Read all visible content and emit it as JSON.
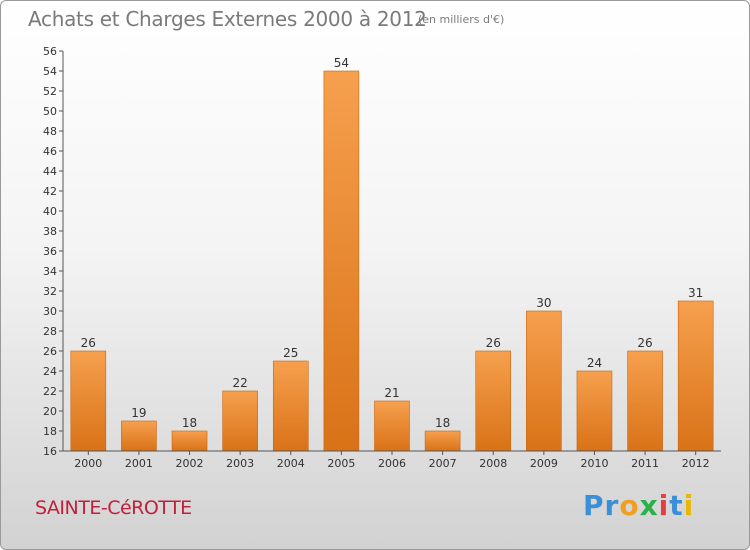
{
  "header": {
    "title": "Achats et Charges Externes 2000 à 2012",
    "unit": "(en milliers d'€)"
  },
  "footer": {
    "commune": "SAINTE-CéROTTE",
    "brand": {
      "letters": [
        "P",
        "r",
        "o",
        "x",
        "i",
        "t",
        "i"
      ],
      "colors": [
        "#3b8fd6",
        "#3b8fd6",
        "#f0a020",
        "#2bb04a",
        "#e04040",
        "#3b8fd6",
        "#e8b800"
      ]
    }
  },
  "colors": {
    "bar_top": "#f6a04e",
    "bar_bottom": "#d97217",
    "bar_edge": "#c8660f",
    "axis": "#555555",
    "grid": "#d8d8d8",
    "label": "#333333"
  },
  "chart_data": {
    "type": "bar",
    "categories": [
      "2000",
      "2001",
      "2002",
      "2003",
      "2004",
      "2005",
      "2006",
      "2007",
      "2008",
      "2009",
      "2010",
      "2011",
      "2012"
    ],
    "values": [
      26,
      19,
      18,
      22,
      25,
      54,
      21,
      18,
      26,
      30,
      24,
      26,
      31
    ],
    "title": "Achats et Charges Externes 2000 à 2012",
    "ylim": [
      16,
      56
    ],
    "yticks": [
      16,
      18,
      20,
      22,
      24,
      26,
      28,
      30,
      32,
      34,
      36,
      38,
      40,
      42,
      44,
      46,
      48,
      50,
      52,
      54,
      56
    ],
    "data_labels": true,
    "grid": false,
    "legend": "none"
  }
}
◆ ◆ ◆ ◆ ◆
**GOAL:** Give every record again exactly, apart from the pictures, which stay out.

**EXERCISE RESPONSE:**
Read all visible content and emit it as JSON.
{
  "header": {
    "title": "Achats et Charges Externes 2000 à 2012",
    "unit": "(en milliers d'€)"
  },
  "footer": {
    "commune": "SAINTE-CéROTTE",
    "brand": {
      "letters": [
        "P",
        "r",
        "o",
        "x",
        "i",
        "t",
        "i"
      ],
      "colors": [
        "#3b8fd6",
        "#3b8fd6",
        "#f0a020",
        "#2bb04a",
        "#e04040",
        "#3b8fd6",
        "#e8b800"
      ]
    }
  },
  "colors": {
    "bar_top": "#f6a04e",
    "bar_bottom": "#d97217",
    "bar_edge": "#c8660f",
    "axis": "#555555",
    "grid": "#d8d8d8",
    "label": "#333333"
  },
  "chart_data": {
    "type": "bar",
    "categories": [
      "2000",
      "2001",
      "2002",
      "2003",
      "2004",
      "2005",
      "2006",
      "2007",
      "2008",
      "2009",
      "2010",
      "2011",
      "2012"
    ],
    "values": [
      26,
      19,
      18,
      22,
      25,
      54,
      21,
      18,
      26,
      30,
      24,
      26,
      31
    ],
    "title": "Achats et Charges Externes 2000 à 2012",
    "ylim": [
      16,
      56
    ],
    "yticks": [
      16,
      18,
      20,
      22,
      24,
      26,
      28,
      30,
      32,
      34,
      36,
      38,
      40,
      42,
      44,
      46,
      48,
      50,
      52,
      54,
      56
    ],
    "data_labels": true,
    "grid": false,
    "legend": "none"
  }
}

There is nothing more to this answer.